PROBLEM DETAILS: Identify and pull out each line of the entries in which "data" occurs.

Figure content listings
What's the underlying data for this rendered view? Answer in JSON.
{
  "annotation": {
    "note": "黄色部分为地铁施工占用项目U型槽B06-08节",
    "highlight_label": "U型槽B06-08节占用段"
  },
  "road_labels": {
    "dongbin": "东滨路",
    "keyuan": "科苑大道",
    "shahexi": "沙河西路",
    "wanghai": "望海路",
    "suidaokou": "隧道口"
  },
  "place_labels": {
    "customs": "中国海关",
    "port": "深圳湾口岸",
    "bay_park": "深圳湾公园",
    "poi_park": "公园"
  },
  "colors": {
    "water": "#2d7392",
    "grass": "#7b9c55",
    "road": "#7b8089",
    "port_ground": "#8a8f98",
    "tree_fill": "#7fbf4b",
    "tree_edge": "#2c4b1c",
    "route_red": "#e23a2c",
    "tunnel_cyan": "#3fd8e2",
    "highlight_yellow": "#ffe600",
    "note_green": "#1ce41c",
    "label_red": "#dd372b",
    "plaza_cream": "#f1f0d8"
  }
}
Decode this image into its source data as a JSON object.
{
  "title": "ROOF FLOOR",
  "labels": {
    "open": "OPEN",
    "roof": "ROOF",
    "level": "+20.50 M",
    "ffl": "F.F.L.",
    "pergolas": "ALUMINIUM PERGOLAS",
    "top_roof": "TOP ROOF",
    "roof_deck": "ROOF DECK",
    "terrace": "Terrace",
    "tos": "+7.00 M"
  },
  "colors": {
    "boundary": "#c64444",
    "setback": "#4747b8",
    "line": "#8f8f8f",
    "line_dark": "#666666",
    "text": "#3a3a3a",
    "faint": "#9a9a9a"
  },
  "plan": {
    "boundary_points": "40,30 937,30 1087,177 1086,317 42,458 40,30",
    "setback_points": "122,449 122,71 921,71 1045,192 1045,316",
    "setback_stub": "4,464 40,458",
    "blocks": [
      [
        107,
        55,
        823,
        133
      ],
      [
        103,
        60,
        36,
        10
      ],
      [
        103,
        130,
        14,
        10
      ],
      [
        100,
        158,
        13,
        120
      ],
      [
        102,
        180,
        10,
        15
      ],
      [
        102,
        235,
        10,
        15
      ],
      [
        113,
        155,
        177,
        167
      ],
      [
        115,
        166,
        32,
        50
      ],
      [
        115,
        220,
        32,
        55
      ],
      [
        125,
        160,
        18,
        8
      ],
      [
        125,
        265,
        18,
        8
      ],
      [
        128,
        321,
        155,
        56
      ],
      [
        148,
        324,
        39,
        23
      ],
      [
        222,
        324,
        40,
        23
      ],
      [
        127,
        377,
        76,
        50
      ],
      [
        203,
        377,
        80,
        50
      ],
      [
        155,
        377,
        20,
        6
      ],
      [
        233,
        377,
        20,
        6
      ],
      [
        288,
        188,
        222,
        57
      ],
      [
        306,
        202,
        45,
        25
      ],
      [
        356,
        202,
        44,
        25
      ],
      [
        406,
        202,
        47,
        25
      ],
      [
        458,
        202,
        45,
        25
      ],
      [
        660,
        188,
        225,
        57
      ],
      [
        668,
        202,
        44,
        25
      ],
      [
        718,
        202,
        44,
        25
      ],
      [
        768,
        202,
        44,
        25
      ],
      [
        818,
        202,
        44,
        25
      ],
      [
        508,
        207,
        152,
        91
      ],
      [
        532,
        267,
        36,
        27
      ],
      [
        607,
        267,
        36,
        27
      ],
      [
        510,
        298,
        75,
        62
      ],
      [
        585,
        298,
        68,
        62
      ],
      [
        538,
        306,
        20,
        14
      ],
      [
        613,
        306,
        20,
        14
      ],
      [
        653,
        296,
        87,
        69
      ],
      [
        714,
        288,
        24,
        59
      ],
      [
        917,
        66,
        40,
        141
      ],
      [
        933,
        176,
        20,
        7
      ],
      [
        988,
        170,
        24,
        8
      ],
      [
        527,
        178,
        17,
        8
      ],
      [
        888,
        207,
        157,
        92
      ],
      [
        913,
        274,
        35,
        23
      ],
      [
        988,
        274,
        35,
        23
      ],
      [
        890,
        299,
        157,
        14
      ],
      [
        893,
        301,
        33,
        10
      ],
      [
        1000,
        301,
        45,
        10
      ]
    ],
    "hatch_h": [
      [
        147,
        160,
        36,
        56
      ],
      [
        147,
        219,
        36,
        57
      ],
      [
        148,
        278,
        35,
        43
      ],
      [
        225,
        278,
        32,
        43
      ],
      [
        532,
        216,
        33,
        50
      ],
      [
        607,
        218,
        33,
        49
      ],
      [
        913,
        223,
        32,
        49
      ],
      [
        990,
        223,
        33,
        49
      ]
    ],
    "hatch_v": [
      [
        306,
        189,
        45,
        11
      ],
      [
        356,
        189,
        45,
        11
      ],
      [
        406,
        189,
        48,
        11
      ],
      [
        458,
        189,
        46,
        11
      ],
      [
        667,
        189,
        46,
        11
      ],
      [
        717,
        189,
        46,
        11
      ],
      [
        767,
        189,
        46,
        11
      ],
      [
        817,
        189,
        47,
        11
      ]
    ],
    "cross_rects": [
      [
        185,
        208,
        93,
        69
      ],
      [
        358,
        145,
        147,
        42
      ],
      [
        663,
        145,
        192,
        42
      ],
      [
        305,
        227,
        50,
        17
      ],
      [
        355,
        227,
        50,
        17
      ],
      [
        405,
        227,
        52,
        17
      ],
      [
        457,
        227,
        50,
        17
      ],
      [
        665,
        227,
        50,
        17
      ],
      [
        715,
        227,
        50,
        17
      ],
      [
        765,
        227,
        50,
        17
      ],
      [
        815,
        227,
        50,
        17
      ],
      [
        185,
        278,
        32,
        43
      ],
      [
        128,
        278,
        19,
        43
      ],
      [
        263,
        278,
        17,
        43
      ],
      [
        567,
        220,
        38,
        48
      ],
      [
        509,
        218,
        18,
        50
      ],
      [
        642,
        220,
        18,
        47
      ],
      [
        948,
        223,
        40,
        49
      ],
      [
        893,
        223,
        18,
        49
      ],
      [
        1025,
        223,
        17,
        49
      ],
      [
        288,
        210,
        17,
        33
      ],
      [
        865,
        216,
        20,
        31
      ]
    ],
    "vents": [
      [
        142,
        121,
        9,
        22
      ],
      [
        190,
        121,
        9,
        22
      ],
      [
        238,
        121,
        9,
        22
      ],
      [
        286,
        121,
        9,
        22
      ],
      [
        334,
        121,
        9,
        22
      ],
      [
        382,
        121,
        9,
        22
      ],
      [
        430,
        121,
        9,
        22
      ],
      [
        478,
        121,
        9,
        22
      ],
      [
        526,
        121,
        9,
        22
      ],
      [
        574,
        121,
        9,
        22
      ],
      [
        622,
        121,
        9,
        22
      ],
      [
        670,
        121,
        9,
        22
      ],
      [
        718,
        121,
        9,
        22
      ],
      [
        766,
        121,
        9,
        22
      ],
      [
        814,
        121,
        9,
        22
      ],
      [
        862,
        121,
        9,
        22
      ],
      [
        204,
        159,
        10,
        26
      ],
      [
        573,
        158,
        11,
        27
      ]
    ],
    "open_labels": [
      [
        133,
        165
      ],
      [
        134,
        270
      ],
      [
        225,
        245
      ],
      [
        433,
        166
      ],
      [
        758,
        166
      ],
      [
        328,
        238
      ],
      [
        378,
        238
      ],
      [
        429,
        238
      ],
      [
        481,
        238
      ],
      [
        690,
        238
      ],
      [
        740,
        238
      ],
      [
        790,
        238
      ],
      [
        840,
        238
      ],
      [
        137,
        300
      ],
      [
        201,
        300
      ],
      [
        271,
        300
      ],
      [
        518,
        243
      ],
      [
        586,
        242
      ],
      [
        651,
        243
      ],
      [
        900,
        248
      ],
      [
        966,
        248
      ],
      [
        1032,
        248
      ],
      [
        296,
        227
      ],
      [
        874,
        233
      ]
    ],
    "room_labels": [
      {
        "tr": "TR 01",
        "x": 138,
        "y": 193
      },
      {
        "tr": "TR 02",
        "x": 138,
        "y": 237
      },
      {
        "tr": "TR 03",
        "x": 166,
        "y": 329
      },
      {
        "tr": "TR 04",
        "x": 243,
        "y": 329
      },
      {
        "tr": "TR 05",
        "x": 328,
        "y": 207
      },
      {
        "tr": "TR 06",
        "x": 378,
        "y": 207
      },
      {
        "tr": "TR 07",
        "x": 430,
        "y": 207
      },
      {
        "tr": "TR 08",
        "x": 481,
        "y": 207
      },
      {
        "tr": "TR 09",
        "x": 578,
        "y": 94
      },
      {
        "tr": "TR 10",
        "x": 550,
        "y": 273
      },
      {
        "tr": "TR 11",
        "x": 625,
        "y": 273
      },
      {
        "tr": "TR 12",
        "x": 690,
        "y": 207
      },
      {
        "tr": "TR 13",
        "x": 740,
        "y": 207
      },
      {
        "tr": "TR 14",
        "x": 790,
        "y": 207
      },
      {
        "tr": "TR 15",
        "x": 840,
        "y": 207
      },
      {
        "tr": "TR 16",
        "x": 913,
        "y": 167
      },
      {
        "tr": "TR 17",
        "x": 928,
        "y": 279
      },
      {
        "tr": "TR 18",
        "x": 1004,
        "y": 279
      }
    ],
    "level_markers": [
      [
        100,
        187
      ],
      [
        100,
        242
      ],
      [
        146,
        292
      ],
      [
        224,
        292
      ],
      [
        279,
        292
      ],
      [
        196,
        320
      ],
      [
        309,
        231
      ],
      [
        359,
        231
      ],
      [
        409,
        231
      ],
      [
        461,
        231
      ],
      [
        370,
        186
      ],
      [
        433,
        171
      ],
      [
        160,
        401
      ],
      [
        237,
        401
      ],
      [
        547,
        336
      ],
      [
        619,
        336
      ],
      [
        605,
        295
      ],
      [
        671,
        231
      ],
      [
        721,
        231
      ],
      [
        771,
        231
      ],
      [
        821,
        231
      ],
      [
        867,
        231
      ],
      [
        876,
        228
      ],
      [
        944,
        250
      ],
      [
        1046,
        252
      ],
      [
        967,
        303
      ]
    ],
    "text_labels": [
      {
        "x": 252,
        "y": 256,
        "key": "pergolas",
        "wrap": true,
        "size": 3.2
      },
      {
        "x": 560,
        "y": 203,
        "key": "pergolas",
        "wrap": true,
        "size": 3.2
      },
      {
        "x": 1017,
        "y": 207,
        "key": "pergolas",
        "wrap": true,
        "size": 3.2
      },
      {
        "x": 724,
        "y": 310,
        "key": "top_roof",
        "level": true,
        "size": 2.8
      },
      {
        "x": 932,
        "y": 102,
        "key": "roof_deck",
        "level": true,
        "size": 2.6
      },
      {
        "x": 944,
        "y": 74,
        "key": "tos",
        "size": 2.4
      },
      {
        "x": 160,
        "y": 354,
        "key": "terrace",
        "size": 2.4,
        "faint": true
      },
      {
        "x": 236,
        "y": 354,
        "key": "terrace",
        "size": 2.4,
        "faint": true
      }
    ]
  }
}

ANSWER FOR THE TASK:
What's the underlying data for this rendered view? Answer in JSON.
Decode this image into its source data as a JSON object.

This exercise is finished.